:: Text
Der Kampf gegen die
Geschlechtsrollenstereotypen
in den deutschen Kitas
Mathias von Gersdorff
Möglicherweise
aufgrund der Lautstärke der Proteste gegen den „Bildungsplan 2015“ in
Baden-Württemberg entging der breiten Öffentlichkeit, dass in den Kindertagesstätten
(Kitas), also für drei- bis sechsjährige Kinder, ein Umerziehungsprogramm
eingeführt wurde, das gewissermaßen noch radikaler ist, als das Projekt für die
Schulen.
Maßgeblich in
Baden-Württemberg ist die Schrift „Gleichstellung beginnt im Kindergarten -
Eine Arbeitshilfe zur Umsetzung von Gender Mainstreaming in
Kindertageseinrichtungen“, herausgegeben vom „Ministerium für Arbeit und
Sozialordnung, Familien und Senioren Baden-Württemberg“. Die 80-seitge Schrift
kann von der Internetseite www.sozialministerium-bw.de heruntergeladen werden.
::::
Warum hat die breite Öffentlichkeit laut dem Text über Kitas das dortige Programm nicht bemerkt? Antworte in ein bis drei Sätzen. Die Zeilen haben mit dem Text nichts zu tun.
:: Datenauszug
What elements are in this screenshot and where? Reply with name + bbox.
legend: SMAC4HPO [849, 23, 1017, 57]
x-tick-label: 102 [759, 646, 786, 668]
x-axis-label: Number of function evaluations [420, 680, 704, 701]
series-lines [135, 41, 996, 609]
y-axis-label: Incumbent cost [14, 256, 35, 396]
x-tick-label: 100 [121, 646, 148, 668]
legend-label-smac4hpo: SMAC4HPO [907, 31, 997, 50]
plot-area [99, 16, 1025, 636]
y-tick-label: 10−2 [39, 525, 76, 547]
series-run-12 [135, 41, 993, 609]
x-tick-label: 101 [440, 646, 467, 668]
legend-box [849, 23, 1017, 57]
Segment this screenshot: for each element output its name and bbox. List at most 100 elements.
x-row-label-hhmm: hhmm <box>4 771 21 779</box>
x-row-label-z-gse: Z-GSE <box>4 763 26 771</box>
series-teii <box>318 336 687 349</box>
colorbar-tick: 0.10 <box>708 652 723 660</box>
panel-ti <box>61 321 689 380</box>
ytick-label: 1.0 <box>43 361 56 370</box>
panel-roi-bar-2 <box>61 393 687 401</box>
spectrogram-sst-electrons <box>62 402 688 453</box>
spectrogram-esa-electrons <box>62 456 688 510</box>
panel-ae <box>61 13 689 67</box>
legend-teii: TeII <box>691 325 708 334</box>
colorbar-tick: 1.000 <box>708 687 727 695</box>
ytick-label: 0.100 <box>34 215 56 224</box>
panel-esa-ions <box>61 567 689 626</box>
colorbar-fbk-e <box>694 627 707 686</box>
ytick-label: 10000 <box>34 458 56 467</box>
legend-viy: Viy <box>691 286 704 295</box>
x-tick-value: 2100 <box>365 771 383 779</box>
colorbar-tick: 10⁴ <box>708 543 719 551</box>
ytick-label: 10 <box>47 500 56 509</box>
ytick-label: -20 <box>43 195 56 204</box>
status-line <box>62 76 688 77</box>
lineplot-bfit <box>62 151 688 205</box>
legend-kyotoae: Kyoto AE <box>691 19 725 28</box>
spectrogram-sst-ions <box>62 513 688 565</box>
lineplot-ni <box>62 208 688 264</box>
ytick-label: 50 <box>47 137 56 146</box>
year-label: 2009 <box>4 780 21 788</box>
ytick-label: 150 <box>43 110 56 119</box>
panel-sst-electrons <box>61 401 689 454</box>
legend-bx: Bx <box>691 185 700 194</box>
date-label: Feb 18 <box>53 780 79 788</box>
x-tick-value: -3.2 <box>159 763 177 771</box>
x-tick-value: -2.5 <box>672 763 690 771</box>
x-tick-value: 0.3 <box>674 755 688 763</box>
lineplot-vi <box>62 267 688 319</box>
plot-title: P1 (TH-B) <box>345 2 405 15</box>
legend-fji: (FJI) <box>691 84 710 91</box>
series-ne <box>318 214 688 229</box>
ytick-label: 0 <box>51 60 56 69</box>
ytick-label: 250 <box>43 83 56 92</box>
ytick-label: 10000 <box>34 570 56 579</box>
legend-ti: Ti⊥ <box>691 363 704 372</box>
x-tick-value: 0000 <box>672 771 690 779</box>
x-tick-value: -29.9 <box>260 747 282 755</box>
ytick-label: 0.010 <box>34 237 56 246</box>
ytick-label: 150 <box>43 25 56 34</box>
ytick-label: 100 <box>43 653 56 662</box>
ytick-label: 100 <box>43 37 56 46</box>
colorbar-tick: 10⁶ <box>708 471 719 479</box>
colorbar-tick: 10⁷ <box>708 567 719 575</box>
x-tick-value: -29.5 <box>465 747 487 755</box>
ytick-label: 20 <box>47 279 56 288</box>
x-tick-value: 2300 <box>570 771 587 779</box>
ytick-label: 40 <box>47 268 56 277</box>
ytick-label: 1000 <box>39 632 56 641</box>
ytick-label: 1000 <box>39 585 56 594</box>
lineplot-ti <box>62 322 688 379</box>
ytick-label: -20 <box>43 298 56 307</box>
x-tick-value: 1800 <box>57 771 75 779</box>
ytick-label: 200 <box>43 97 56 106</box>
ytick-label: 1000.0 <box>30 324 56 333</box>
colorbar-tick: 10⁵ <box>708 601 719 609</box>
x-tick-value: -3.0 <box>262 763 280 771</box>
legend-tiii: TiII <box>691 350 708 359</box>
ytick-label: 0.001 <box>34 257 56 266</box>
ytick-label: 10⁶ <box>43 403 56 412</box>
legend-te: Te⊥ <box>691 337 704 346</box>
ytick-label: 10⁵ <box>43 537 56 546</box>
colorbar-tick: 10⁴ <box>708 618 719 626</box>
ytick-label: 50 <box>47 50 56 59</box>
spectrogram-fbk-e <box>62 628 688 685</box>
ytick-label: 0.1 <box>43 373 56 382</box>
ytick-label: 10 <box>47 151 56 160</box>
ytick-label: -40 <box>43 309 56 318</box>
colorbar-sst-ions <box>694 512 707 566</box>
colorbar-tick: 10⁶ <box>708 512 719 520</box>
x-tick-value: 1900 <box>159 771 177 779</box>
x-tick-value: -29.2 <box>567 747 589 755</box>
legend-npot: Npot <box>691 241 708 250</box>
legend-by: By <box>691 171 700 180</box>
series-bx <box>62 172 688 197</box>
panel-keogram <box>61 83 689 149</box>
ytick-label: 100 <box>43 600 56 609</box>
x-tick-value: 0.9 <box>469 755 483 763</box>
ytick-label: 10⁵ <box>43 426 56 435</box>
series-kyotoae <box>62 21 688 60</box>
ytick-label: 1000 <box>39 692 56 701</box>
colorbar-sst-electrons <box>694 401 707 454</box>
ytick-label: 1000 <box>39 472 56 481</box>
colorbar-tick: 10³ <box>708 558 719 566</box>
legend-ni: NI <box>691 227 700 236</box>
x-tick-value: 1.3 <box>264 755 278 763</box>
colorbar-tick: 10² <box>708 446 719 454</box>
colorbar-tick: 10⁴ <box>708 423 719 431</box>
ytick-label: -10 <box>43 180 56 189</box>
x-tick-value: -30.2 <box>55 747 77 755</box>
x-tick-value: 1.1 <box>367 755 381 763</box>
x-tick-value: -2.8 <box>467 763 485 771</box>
::::
▶ Antwort
Der Text nennt als möglichen Grund die Lautstärke der Proteste gegen den „Bildungsplan 2015“ in Baden-Württemberg. Deshalb entging der breiten Öffentlichkeit wohl, dass in den Kitas für drei- bis sechsjährige Kinder ein Umerziehungsprogramm eingeführt wurde. Dieses Programm nennt der Text noch radikaler als das Projekt für die Schulen.